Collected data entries
----
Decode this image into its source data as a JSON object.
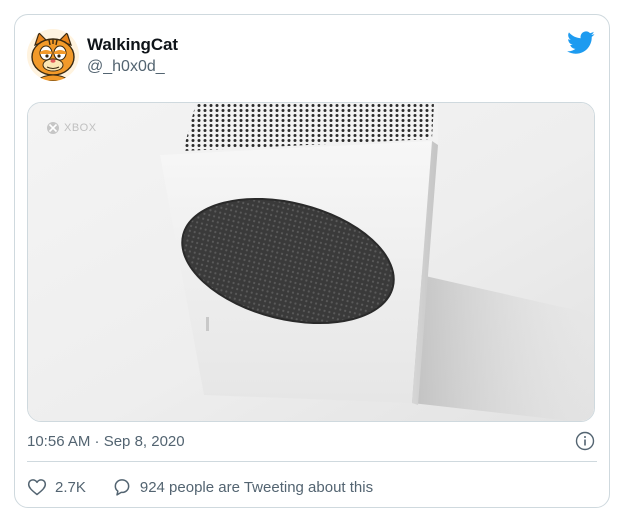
{
  "author": {
    "display_name": "WalkingCat",
    "handle": "@_h0x0d_",
    "avatar_icon": "garfield-avatar"
  },
  "brand": {
    "icon": "twitter-bird-icon",
    "color": "#1d9bf0"
  },
  "media": {
    "watermark": "XBOX",
    "alt": "Xbox Series S console"
  },
  "meta": {
    "timestamp": "10:56 AM · Sep 8, 2020",
    "info_icon": "info-icon"
  },
  "actions": {
    "likes": "2.7K",
    "conversation": "924 people are Tweeting about this"
  }
}
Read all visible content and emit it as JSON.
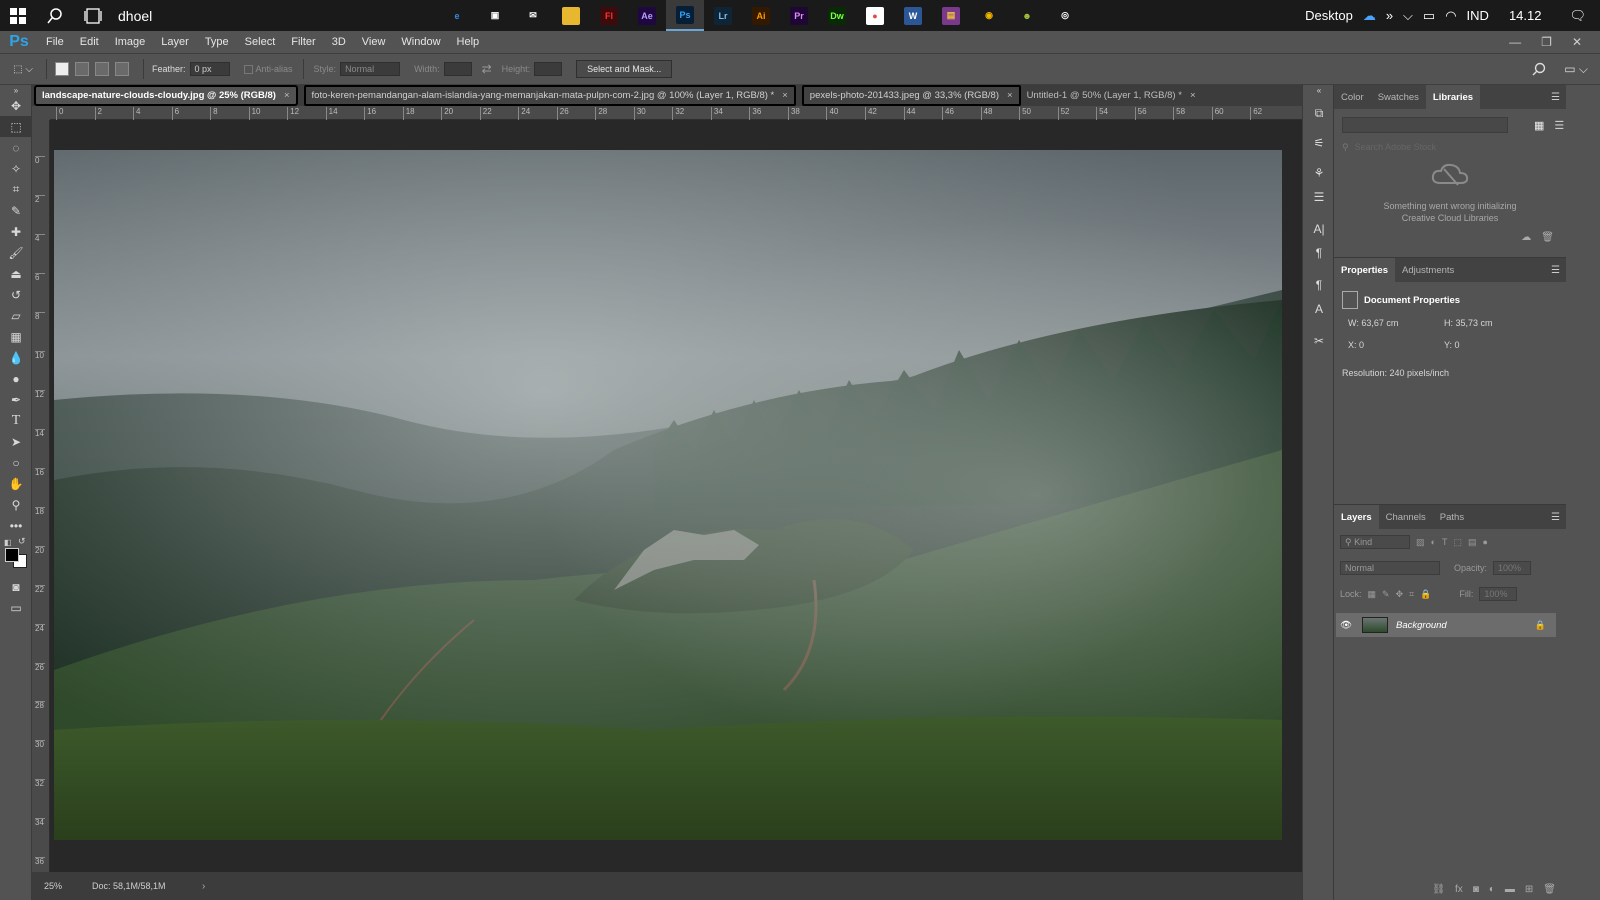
{
  "taskbar": {
    "user": "dhoel",
    "apps": [
      {
        "icon": "edge-icon",
        "label": "e",
        "bg": "#1a1a1a",
        "fg": "#2f8ee0"
      },
      {
        "icon": "store-icon",
        "label": "▣",
        "bg": "#1a1a1a",
        "fg": "#ffffff"
      },
      {
        "icon": "mail-icon",
        "label": "✉",
        "bg": "#1a1a1a",
        "fg": "#ffffff"
      },
      {
        "icon": "file-explorer-icon",
        "label": "▬",
        "bg": "#e8b730",
        "fg": "#e8b730"
      },
      {
        "icon": "flash-icon",
        "label": "Fl",
        "bg": "#3d0b0b",
        "fg": "#ff3030"
      },
      {
        "icon": "after-effects-icon",
        "label": "Ae",
        "bg": "#1f0740",
        "fg": "#b7a0ff"
      },
      {
        "icon": "photoshop-icon",
        "label": "Ps",
        "bg": "#061e36",
        "fg": "#31a8ff"
      },
      {
        "icon": "lightroom-icon",
        "label": "Lr",
        "bg": "#0e2538",
        "fg": "#7fbbe6"
      },
      {
        "icon": "illustrator-icon",
        "label": "Ai",
        "bg": "#331900",
        "fg": "#ff9a00"
      },
      {
        "icon": "premiere-icon",
        "label": "Pr",
        "bg": "#1f0735",
        "fg": "#e28bff"
      },
      {
        "icon": "dreamweaver-icon",
        "label": "Dw",
        "bg": "#0a2a05",
        "fg": "#7dff4a"
      },
      {
        "icon": "paint-icon",
        "label": "●",
        "bg": "#ffffff",
        "fg": "#e24a4a"
      },
      {
        "icon": "word-icon",
        "label": "W",
        "bg": "#2b5797",
        "fg": "#ffffff"
      },
      {
        "icon": "winrar-icon",
        "label": "▤",
        "bg": "#7a3a8c",
        "fg": "#f0c040"
      },
      {
        "icon": "chrome-icon",
        "label": "◉",
        "bg": "#1a1a1a",
        "fg": "#f2b600"
      },
      {
        "icon": "android-icon",
        "label": "☻",
        "bg": "#1a1a1a",
        "fg": "#a4c639"
      },
      {
        "icon": "disc-icon",
        "label": "◎",
        "bg": "#1a1a1a",
        "fg": "#ffffff"
      }
    ],
    "active_app_index": 6,
    "desktop_label": "Desktop",
    "language": "IND",
    "time": "14.12"
  },
  "menubar": {
    "logo": "Ps",
    "items": [
      "File",
      "Edit",
      "Image",
      "Layer",
      "Type",
      "Select",
      "Filter",
      "3D",
      "View",
      "Window",
      "Help"
    ]
  },
  "options": {
    "feather_label": "Feather:",
    "feather_value": "0 px",
    "antialias_label": "Anti-alias",
    "style_label": "Style:",
    "style_value": "Normal",
    "width_label": "Width:",
    "height_label": "Height:",
    "select_mask_label": "Select and Mask..."
  },
  "tabs": [
    {
      "label": "landscape-nature-clouds-cloudy.jpg @ 25% (RGB/8)",
      "active": true
    },
    {
      "label": "foto-keren-pemandangan-alam-islandia-yang-memanjakan-mata-pulpn-com-2.jpg @ 100% (Layer 1, RGB/8) *",
      "active": false,
      "circled": true
    },
    {
      "label": "pexels-photo-201433.jpeg @ 33,3% (RGB/8)",
      "active": false,
      "circled": true
    },
    {
      "label": "Untitled-1 @ 50% (Layer 1, RGB/8) *",
      "active": false,
      "circled": false
    }
  ],
  "ruler": {
    "top_labels": [
      "0",
      "2",
      "4",
      "6",
      "8",
      "10",
      "12",
      "14",
      "16",
      "18",
      "20",
      "22",
      "24",
      "26",
      "28",
      "30",
      "32",
      "34",
      "36",
      "38",
      "40",
      "42",
      "44",
      "46",
      "48",
      "50",
      "52",
      "54",
      "56",
      "58",
      "60",
      "62"
    ],
    "left_labels": [
      "0",
      "2",
      "4",
      "6",
      "8",
      "10",
      "12",
      "14",
      "16",
      "18",
      "20",
      "22",
      "24",
      "26",
      "28",
      "30",
      "32",
      "34",
      "36"
    ]
  },
  "status": {
    "zoom": "25%",
    "doc": "Doc: 58,1M/58,1M"
  },
  "libraries_panel": {
    "tabs": [
      "Color",
      "Swatches",
      "Libraries"
    ],
    "active_tab": "Libraries",
    "search_placeholder": "Search Adobe Stock",
    "error_line1": "Something went wrong initializing",
    "error_line2": "Creative Cloud Libraries"
  },
  "properties_panel": {
    "tabs": [
      "Properties",
      "Adjustments"
    ],
    "active_tab": "Properties",
    "title": "Document Properties",
    "w_label": "W:",
    "w_value": "63,67 cm",
    "h_label": "H:",
    "h_value": "35,73 cm",
    "x_label": "X:",
    "x_value": "0",
    "y_label": "Y:",
    "y_value": "0",
    "resolution": "Resolution: 240 pixels/inch"
  },
  "layers_panel": {
    "tabs": [
      "Layers",
      "Channels",
      "Paths"
    ],
    "active_tab": "Layers",
    "kind_label": "Kind",
    "blend_mode": "Normal",
    "opacity_label": "Opacity:",
    "opacity_value": "100%",
    "lock_label": "Lock:",
    "fill_label": "Fill:",
    "fill_value": "100%",
    "layer_name": "Background"
  }
}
----
• _Problem to solve_: Make an exact copy of all entries above, dropping the images.

• _Solution to the exercise_:
Decode this image into its source data as a JSON object.
{
  "author": {
    "display_name": "WalkingCat",
    "handle": "@_h0x0d_",
    "avatar_icon": "garfield-avatar"
  },
  "brand": {
    "icon": "twitter-bird-icon",
    "color": "#1d9bf0"
  },
  "media": {
    "watermark": "XBOX",
    "alt": "Xbox Series S console"
  },
  "meta": {
    "timestamp": "10:56 AM · Sep 8, 2020",
    "info_icon": "info-icon"
  },
  "actions": {
    "likes": "2.7K",
    "conversation": "924 people are Tweeting about this"
  }
}
Read all visible content and emit it as JSON.
{
  "taskbar": {
    "user": "dhoel",
    "apps": [
      {
        "icon": "edge-icon",
        "label": "e",
        "bg": "#1a1a1a",
        "fg": "#2f8ee0"
      },
      {
        "icon": "store-icon",
        "label": "▣",
        "bg": "#1a1a1a",
        "fg": "#ffffff"
      },
      {
        "icon": "mail-icon",
        "label": "✉",
        "bg": "#1a1a1a",
        "fg": "#ffffff"
      },
      {
        "icon": "file-explorer-icon",
        "label": "▬",
        "bg": "#e8b730",
        "fg": "#e8b730"
      },
      {
        "icon": "flash-icon",
        "label": "Fl",
        "bg": "#3d0b0b",
        "fg": "#ff3030"
      },
      {
        "icon": "after-effects-icon",
        "label": "Ae",
        "bg": "#1f0740",
        "fg": "#b7a0ff"
      },
      {
        "icon": "photoshop-icon",
        "label": "Ps",
        "bg": "#061e36",
        "fg": "#31a8ff"
      },
      {
        "icon": "lightroom-icon",
        "label": "Lr",
        "bg": "#0e2538",
        "fg": "#7fbbe6"
      },
      {
        "icon": "illustrator-icon",
        "label": "Ai",
        "bg": "#331900",
        "fg": "#ff9a00"
      },
      {
        "icon": "premiere-icon",
        "label": "Pr",
        "bg": "#1f0735",
        "fg": "#e28bff"
      },
      {
        "icon": "dreamweaver-icon",
        "label": "Dw",
        "bg": "#0a2a05",
        "fg": "#7dff4a"
      },
      {
        "icon": "paint-icon",
        "label": "●",
        "bg": "#ffffff",
        "fg": "#e24a4a"
      },
      {
        "icon": "word-icon",
        "label": "W",
        "bg": "#2b5797",
        "fg": "#ffffff"
      },
      {
        "icon": "winrar-icon",
        "label": "▤",
        "bg": "#7a3a8c",
        "fg": "#f0c040"
      },
      {
        "icon": "chrome-icon",
        "label": "◉",
        "bg": "#1a1a1a",
        "fg": "#f2b600"
      },
      {
        "icon": "android-icon",
        "label": "☻",
        "bg": "#1a1a1a",
        "fg": "#a4c639"
      },
      {
        "icon": "disc-icon",
        "label": "◎",
        "bg": "#1a1a1a",
        "fg": "#ffffff"
      }
    ],
    "active_app_index": 6,
    "desktop_label": "Desktop",
    "language": "IND",
    "time": "14.12"
  },
  "menubar": {
    "logo": "Ps",
    "items": [
      "File",
      "Edit",
      "Image",
      "Layer",
      "Type",
      "Select",
      "Filter",
      "3D",
      "View",
      "Window",
      "Help"
    ]
  },
  "options": {
    "feather_label": "Feather:",
    "feather_value": "0 px",
    "antialias_label": "Anti-alias",
    "style_label": "Style:",
    "style_value": "Normal",
    "width_label": "Width:",
    "height_label": "Height:",
    "select_mask_label": "Select and Mask..."
  },
  "tabs": [
    {
      "label": "landscape-nature-clouds-cloudy.jpg @ 25% (RGB/8)",
      "active": true
    },
    {
      "label": "foto-keren-pemandangan-alam-islandia-yang-memanjakan-mata-pulpn-com-2.jpg @ 100% (Layer 1, RGB/8) *",
      "active": false,
      "circled": true
    },
    {
      "label": "pexels-photo-201433.jpeg @ 33,3% (RGB/8)",
      "active": false,
      "circled": true
    },
    {
      "label": "Untitled-1 @ 50% (Layer 1, RGB/8) *",
      "active": false,
      "circled": false
    }
  ],
  "ruler": {
    "top_labels": [
      "0",
      "2",
      "4",
      "6",
      "8",
      "10",
      "12",
      "14",
      "16",
      "18",
      "20",
      "22",
      "24",
      "26",
      "28",
      "30",
      "32",
      "34",
      "36",
      "38",
      "40",
      "42",
      "44",
      "46",
      "48",
      "50",
      "52",
      "54",
      "56",
      "58",
      "60",
      "62"
    ],
    "left_labels": [
      "0",
      "2",
      "4",
      "6",
      "8",
      "10",
      "12",
      "14",
      "16",
      "18",
      "20",
      "22",
      "24",
      "26",
      "28",
      "30",
      "32",
      "34",
      "36"
    ]
  },
  "status": {
    "zoom": "25%",
    "doc": "Doc: 58,1M/58,1M"
  },
  "libraries_panel": {
    "tabs": [
      "Color",
      "Swatches",
      "Libraries"
    ],
    "active_tab": "Libraries",
    "search_placeholder": "Search Adobe Stock",
    "error_line1": "Something went wrong initializing",
    "error_line2": "Creative Cloud Libraries"
  },
  "properties_panel": {
    "tabs": [
      "Properties",
      "Adjustments"
    ],
    "active_tab": "Properties",
    "title": "Document Properties",
    "w_label": "W:",
    "w_value": "63,67 cm",
    "h_label": "H:",
    "h_value": "35,73 cm",
    "x_label": "X:",
    "x_value": "0",
    "y_label": "Y:",
    "y_value": "0",
    "resolution": "Resolution: 240 pixels/inch"
  },
  "layers_panel": {
    "tabs": [
      "Layers",
      "Channels",
      "Paths"
    ],
    "active_tab": "Layers",
    "kind_label": "Kind",
    "blend_mode": "Normal",
    "opacity_label": "Opacity:",
    "opacity_value": "100%",
    "lock_label": "Lock:",
    "fill_label": "Fill:",
    "fill_value": "100%",
    "layer_name": "Background"
  }
}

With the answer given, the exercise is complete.